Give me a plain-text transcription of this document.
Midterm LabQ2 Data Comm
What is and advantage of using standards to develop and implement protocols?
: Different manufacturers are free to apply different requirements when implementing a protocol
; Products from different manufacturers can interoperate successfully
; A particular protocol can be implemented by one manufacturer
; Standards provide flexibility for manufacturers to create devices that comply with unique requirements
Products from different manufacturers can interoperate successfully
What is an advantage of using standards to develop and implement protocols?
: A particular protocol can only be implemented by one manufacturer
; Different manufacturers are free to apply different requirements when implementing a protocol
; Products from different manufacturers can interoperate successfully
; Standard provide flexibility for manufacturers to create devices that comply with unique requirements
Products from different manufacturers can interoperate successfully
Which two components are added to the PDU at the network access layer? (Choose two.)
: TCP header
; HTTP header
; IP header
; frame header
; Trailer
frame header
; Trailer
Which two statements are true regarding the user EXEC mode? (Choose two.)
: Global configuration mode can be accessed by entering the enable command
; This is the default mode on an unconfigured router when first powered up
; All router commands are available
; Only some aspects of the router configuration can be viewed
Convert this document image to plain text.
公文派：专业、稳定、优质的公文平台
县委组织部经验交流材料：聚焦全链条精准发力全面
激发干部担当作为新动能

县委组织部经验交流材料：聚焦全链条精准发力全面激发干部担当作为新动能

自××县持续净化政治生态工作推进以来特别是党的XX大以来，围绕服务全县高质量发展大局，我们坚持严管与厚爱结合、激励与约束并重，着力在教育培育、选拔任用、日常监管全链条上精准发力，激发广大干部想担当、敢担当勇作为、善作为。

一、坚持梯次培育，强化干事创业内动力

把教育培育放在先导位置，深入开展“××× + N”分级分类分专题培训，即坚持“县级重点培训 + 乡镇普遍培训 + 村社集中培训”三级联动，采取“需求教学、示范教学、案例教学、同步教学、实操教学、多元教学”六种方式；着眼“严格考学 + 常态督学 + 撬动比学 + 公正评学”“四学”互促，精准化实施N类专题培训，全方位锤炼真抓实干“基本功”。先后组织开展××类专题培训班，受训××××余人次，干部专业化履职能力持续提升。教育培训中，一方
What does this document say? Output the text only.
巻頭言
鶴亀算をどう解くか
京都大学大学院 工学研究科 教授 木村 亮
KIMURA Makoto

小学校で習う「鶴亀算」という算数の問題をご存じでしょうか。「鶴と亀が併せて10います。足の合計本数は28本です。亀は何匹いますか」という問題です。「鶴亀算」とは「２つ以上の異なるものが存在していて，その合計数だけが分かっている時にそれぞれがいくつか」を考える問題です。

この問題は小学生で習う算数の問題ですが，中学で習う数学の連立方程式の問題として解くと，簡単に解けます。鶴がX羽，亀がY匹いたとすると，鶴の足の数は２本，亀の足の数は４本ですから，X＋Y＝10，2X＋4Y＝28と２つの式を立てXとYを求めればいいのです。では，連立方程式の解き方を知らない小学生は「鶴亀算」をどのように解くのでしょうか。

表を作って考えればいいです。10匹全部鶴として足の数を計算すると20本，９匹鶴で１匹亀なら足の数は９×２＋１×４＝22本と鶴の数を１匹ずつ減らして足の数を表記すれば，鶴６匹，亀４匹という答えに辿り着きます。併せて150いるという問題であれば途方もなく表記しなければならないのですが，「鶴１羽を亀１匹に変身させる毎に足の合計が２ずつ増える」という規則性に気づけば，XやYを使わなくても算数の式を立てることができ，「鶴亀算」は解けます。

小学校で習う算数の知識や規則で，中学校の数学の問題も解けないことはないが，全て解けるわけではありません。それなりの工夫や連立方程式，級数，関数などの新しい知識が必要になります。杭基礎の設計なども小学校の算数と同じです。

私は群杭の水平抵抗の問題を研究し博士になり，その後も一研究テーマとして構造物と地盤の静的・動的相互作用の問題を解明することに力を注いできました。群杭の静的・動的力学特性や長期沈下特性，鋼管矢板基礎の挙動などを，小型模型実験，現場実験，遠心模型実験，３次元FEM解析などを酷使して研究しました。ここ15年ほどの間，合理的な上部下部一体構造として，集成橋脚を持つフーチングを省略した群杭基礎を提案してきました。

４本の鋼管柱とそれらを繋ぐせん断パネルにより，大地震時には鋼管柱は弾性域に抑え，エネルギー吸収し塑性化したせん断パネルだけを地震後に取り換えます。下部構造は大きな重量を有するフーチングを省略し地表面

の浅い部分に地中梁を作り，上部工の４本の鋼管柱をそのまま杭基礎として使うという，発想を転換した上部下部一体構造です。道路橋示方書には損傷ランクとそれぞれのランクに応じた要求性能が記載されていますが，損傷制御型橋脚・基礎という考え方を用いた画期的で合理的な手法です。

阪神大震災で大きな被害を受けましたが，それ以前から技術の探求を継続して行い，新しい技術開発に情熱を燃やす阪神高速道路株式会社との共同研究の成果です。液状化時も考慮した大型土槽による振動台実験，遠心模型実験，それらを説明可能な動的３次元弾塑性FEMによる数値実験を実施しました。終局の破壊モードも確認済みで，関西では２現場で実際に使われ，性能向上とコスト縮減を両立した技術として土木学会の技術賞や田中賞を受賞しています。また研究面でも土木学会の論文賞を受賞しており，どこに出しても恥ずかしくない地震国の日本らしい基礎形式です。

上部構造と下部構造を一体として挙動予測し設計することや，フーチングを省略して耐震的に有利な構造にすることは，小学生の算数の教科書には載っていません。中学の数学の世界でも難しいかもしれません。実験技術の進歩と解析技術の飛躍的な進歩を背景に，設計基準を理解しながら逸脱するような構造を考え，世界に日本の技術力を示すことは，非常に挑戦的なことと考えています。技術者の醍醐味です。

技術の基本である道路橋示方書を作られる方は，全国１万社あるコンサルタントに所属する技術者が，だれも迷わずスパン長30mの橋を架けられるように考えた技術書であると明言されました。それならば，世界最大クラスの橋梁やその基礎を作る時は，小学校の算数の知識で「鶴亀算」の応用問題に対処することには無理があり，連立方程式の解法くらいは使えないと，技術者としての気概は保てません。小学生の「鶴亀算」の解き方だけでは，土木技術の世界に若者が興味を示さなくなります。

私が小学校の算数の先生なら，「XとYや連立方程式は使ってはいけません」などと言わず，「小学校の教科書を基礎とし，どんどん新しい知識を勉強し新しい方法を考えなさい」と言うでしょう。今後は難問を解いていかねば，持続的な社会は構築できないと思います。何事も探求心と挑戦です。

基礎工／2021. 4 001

→ What to produce
Write the entire listing out again, word for word.

→ Expected output
Give me a plain-text transcription of this document.
Midterm LabQ2 Data Comm
What is and advantage of using standards to develop and implement protocols?
: Different manufacturers are free to apply different requirements when implementing a protocol
; Products from different manufacturers can interoperate successfully
; A particular protocol can be implemented by one manufacturer
; Standards provide flexibility for manufacturers to create devices that comply with unique requirements
Products from different manufacturers can interoperate successfully
What is an advantage of using standards to develop and implement protocols?
: A particular protocol can only be implemented by one manufacturer
; Different manufacturers are free to apply different requirements when implementing a protocol
; Products from different manufacturers can interoperate successfully
; Standard provide flexibility for manufacturers to create devices that comply with unique requirements
Products from different manufacturers can interoperate successfully
Which two components are added to the PDU at the network access layer? (Choose two.)
: TCP header
; HTTP header
; IP header
; frame header
; Trailer
frame header
; Trailer
Which two statements are true regarding the user EXEC mode? (Choose two.)
: Global configuration mode can be accessed by entering the enable command
; This is the default mode on an unconfigured router when first powered up
; All router commands are available
; Only some aspects of the router configuration can be viewed
Convert this document image to plain text.
公文派：专业、稳定、优质的公文平台
县委组织部经验交流材料：聚焦全链条精准发力全面
激发干部担当作为新动能

县委组织部经验交流材料：聚焦全链条精准发力全面激发干部担当作为新动能

自××县持续净化政治生态工作推进以来特别是党的XX大以来，围绕服务全县高质量发展大局，我们坚持严管与厚爱结合、激励与约束并重，着力在教育培育、选拔任用、日常监管全链条上精准发力，激发广大干部想担当、敢担当勇作为、善作为。

一、坚持梯次培育，强化干事创业内动力

把教育培育放在先导位置，深入开展“××× + N”分级分类分专题培训，即坚持“县级重点培训 + 乡镇普遍培训 + 村社集中培训”三级联动，采取“需求教学、示范教学、案例教学、同步教学、实操教学、多元教学”六种方式；着眼“严格考学 + 常态督学 + 撬动比学 + 公正评学”“四学”互促，精准化实施N类专题培训，全方位锤炼真抓实干“基本功”。先后组织开展××类专题培训班，受训××××余人次，干部专业化履职能力持续提升。教育培训中，一方
What does this document say? Output the text only.
巻頭言
鶴亀算をどう解くか
京都大学大学院 工学研究科 教授 木村 亮
KIMURA Makoto

小学校で習う「鶴亀算」という算数の問題をご存じでしょうか。「鶴と亀が併せて10います。足の合計本数は28本です。亀は何匹いますか」という問題です。「鶴亀算」とは「２つ以上の異なるものが存在していて，その合計数だけが分かっている時にそれぞれがいくつか」を考える問題です。

この問題は小学生で習う算数の問題ですが，中学で習う数学の連立方程式の問題として解くと，簡単に解けます。鶴がX羽，亀がY匹いたとすると，鶴の足の数は２本，亀の足の数は４本ですから，X＋Y＝10，2X＋4Y＝28と２つの式を立てXとYを求めればいいのです。では，連立方程式の解き方を知らない小学生は「鶴亀算」をどのように解くのでしょうか。

表を作って考えればいいです。10匹全部鶴として足の数を計算すると20本，９匹鶴で１匹亀なら足の数は９×２＋１×４＝22本と鶴の数を１匹ずつ減らして足の数を表記すれば，鶴６匹，亀４匹という答えに辿り着きます。併せて150いるという問題であれば途方もなく表記しなければならないのですが，「鶴１羽を亀１匹に変身させる毎に足の合計が２ずつ増える」という規則性に気づけば，XやYを使わなくても算数の式を立てることができ，「鶴亀算」は解けます。

小学校で習う算数の知識や規則で，中学校の数学の問題も解けないことはないが，全て解けるわけではありません。それなりの工夫や連立方程式，級数，関数などの新しい知識が必要になります。杭基礎の設計なども小学校の算数と同じです。

私は群杭の水平抵抗の問題を研究し博士になり，その後も一研究テーマとして構造物と地盤の静的・動的相互作用の問題を解明することに力を注いできました。群杭の静的・動的力学特性や長期沈下特性，鋼管矢板基礎の挙動などを，小型模型実験，現場実験，遠心模型実験，３次元FEM解析などを酷使して研究しました。ここ15年ほどの間，合理的な上部下部一体構造として，集成橋脚を持つフーチングを省略した群杭基礎を提案してきました。

４本の鋼管柱とそれらを繋ぐせん断パネルにより，大地震時には鋼管柱は弾性域に抑え，エネルギー吸収し塑性化したせん断パネルだけを地震後に取り換えます。下部構造は大きな重量を有するフーチングを省略し地表面

の浅い部分に地中梁を作り，上部工の４本の鋼管柱をそのまま杭基礎として使うという，発想を転換した上部下部一体構造です。道路橋示方書には損傷ランクとそれぞれのランクに応じた要求性能が記載されていますが，損傷制御型橋脚・基礎という考え方を用いた画期的で合理的な手法です。

阪神大震災で大きな被害を受けましたが，それ以前から技術の探求を継続して行い，新しい技術開発に情熱を燃やす阪神高速道路株式会社との共同研究の成果です。液状化時も考慮した大型土槽による振動台実験，遠心模型実験，それらを説明可能な動的３次元弾塑性FEMによる数値実験を実施しました。終局の破壊モードも確認済みで，関西では２現場で実際に使われ，性能向上とコスト縮減を両立した技術として土木学会の技術賞や田中賞を受賞しています。また研究面でも土木学会の論文賞を受賞しており，どこに出しても恥ずかしくない地震国の日本らしい基礎形式です。

上部構造と下部構造を一体として挙動予測し設計することや，フーチングを省略して耐震的に有利な構造にすることは，小学生の算数の教科書には載っていません。中学の数学の世界でも難しいかもしれません。実験技術の進歩と解析技術の飛躍的な進歩を背景に，設計基準を理解しながら逸脱するような構造を考え，世界に日本の技術力を示すことは，非常に挑戦的なことと考えています。技術者の醍醐味です。

技術の基本である道路橋示方書を作られる方は，全国１万社あるコンサルタントに所属する技術者が，だれも迷わずスパン長30mの橋を架けられるように考えた技術書であると明言されました。それならば，世界最大クラスの橋梁やその基礎を作る時は，小学校の算数の知識で「鶴亀算」の応用問題に対処することには無理があり，連立方程式の解法くらいは使えないと，技術者としての気概は保てません。小学生の「鶴亀算」の解き方だけでは，土木技術の世界に若者が興味を示さなくなります。

私が小学校の算数の先生なら，「XとYや連立方程式は使ってはいけません」などと言わず，「小学校の教科書を基礎とし，どんどん新しい知識を勉強し新しい方法を考えなさい」と言うでしょう。今後は難問を解いていかねば，持続的な社会は構築できないと思います。何事も探求心と挑戦です。

基礎工／2021. 4 001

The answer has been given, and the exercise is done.